--- START Provided passage ---
The 5 Mistruths in Data for Artificial Intelligence

Generative AI For Dummies

Humans are used to seeing data for what it is in many cases: an opinion. In fact, in some cases, people skew data to the point where it becomes useless, a mistruth. A computer or AI application can’t tell the difference between truthful and untruthful data — all it sees is data. One of the issues that make it hard, if not impossible, to create an AI that actually thinks like a human is that humans can work with mistruths and computers can’t. The best you can hope to achieve is to see the errant data as outliers and then filter it out, but that technique doesn’t necessarily solve the problem because a human would still use the data and attempt to determine a truth based on the mistruths that are there.

A common thought about creating less contaminated datasets is that instead of allowing humans to enter the data, collecting the data through sensors or other means should be possible. Unfortunately, sensors and other mechanical input methodologies reflect the goals of their human inventors and the limits of what the particular technology is able to detect. Consequently, even machine-derived or sensor-derived data is also subject to generating mistruths that are quite difficult for an AI to detect and overcome.
--- END Provided passage ---
▸ **What is needed**:
Reproduce word for word everything in the passage above on mistruths in AI data, from "The 5 Mistruths" down to "that are there.".
--- START Supplied data ---
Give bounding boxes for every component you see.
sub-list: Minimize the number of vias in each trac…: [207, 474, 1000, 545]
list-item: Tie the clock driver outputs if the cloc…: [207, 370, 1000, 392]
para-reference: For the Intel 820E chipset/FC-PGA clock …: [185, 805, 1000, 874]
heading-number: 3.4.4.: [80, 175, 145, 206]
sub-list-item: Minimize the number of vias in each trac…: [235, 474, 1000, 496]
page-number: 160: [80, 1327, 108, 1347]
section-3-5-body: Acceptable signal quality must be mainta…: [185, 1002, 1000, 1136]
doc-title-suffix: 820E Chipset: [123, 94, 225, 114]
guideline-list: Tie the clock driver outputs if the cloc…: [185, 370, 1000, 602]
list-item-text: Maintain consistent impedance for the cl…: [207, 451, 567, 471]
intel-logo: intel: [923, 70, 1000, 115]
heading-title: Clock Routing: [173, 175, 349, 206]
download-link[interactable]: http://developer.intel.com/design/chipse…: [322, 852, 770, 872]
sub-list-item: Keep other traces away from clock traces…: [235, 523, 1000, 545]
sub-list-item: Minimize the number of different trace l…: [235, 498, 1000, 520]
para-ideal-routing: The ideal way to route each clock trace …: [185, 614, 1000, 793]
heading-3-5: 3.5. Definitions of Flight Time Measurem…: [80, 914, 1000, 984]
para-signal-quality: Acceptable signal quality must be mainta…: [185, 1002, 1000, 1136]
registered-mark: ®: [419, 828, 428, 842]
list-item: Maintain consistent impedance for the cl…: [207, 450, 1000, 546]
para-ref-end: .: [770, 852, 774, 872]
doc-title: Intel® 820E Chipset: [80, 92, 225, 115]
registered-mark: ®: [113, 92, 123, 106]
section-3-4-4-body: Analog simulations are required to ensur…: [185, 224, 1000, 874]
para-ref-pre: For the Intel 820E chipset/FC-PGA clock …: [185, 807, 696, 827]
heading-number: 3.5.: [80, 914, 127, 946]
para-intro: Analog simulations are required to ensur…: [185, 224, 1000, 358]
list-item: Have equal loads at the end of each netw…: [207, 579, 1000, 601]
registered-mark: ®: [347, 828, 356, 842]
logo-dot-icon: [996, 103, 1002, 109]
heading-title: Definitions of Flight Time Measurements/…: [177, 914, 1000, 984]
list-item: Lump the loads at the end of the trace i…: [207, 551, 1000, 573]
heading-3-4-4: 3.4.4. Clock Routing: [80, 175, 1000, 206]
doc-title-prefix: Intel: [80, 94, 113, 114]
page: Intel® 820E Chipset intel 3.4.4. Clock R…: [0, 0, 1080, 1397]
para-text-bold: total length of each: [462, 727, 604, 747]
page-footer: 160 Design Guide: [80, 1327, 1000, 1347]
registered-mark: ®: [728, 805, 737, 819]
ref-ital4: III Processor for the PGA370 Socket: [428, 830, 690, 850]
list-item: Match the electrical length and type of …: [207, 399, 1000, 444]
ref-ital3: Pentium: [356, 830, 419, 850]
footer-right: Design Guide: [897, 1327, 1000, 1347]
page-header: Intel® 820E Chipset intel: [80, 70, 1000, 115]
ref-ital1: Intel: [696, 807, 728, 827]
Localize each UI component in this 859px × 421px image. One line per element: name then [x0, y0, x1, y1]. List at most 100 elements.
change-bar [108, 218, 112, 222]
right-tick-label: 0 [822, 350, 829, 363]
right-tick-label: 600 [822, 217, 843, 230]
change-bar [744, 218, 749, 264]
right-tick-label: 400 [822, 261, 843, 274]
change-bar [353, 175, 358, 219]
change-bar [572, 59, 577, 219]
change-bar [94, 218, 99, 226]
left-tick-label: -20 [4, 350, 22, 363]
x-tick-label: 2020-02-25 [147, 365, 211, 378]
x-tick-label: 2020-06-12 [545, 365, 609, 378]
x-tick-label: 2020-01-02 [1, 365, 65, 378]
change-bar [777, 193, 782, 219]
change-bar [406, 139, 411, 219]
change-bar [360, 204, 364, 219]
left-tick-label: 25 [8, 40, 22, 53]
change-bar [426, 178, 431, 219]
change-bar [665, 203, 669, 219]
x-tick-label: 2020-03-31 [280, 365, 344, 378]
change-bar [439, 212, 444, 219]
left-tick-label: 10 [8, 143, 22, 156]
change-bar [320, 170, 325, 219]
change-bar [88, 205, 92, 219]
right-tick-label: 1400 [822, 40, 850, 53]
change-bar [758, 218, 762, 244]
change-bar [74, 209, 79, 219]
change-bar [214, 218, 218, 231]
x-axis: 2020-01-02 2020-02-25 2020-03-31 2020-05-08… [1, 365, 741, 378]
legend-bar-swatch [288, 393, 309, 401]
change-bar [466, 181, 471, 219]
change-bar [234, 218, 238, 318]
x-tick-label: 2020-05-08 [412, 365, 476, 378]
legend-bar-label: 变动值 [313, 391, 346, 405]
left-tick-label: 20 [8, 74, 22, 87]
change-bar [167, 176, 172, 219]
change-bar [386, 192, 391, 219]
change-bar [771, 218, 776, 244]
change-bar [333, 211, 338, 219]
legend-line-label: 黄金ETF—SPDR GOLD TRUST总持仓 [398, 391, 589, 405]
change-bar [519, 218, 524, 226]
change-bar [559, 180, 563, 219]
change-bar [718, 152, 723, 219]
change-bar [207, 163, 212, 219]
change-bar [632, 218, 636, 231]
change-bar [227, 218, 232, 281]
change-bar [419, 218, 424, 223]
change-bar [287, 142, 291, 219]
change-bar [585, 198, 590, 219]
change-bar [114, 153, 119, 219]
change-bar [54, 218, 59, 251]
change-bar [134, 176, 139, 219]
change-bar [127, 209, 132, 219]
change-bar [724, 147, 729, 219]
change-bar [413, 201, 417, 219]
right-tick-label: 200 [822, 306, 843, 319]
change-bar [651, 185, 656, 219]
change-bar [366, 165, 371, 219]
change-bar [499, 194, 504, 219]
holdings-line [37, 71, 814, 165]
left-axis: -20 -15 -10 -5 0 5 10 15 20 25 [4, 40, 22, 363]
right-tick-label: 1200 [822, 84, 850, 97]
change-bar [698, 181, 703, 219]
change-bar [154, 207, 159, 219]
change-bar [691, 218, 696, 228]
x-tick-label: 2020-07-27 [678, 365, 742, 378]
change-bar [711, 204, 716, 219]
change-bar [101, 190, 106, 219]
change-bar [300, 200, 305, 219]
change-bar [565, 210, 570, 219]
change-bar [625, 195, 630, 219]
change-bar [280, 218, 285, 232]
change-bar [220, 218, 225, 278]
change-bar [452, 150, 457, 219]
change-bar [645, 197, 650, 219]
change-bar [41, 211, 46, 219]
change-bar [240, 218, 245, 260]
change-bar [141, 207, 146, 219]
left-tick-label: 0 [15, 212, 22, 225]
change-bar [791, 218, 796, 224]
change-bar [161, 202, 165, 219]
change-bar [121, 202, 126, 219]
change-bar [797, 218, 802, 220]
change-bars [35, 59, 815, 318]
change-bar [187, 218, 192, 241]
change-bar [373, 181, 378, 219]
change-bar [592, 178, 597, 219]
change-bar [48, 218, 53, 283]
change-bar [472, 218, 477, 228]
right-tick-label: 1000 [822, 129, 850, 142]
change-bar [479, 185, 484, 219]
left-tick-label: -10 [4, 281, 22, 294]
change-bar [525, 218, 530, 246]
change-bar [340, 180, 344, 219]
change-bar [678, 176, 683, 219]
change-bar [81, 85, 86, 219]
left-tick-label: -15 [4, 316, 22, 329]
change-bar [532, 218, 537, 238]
--- END Supplied data ---
▸ **Output below**:
The 5 Mistruths in Data for Artificial Intelligence

Generative AI For Dummies

Humans are used to seeing data for what it is in many cases: an opinion. In fact, in some cases, people skew data to the point where it becomes useless, a mistruth. A computer or AI application can’t tell the difference between truthful and untruthful data — all it sees is data. One of the issues that make it hard, if not impossible, to create an AI that actually thinks like a human is that humans can work with mistruths and computers can’t. The best you can hope to achieve is to see the errant data as outliers and then filter it out, but that technique doesn’t necessarily solve the problem because a human would still use the data and attempt to determine a truth based on the mistruths that are there.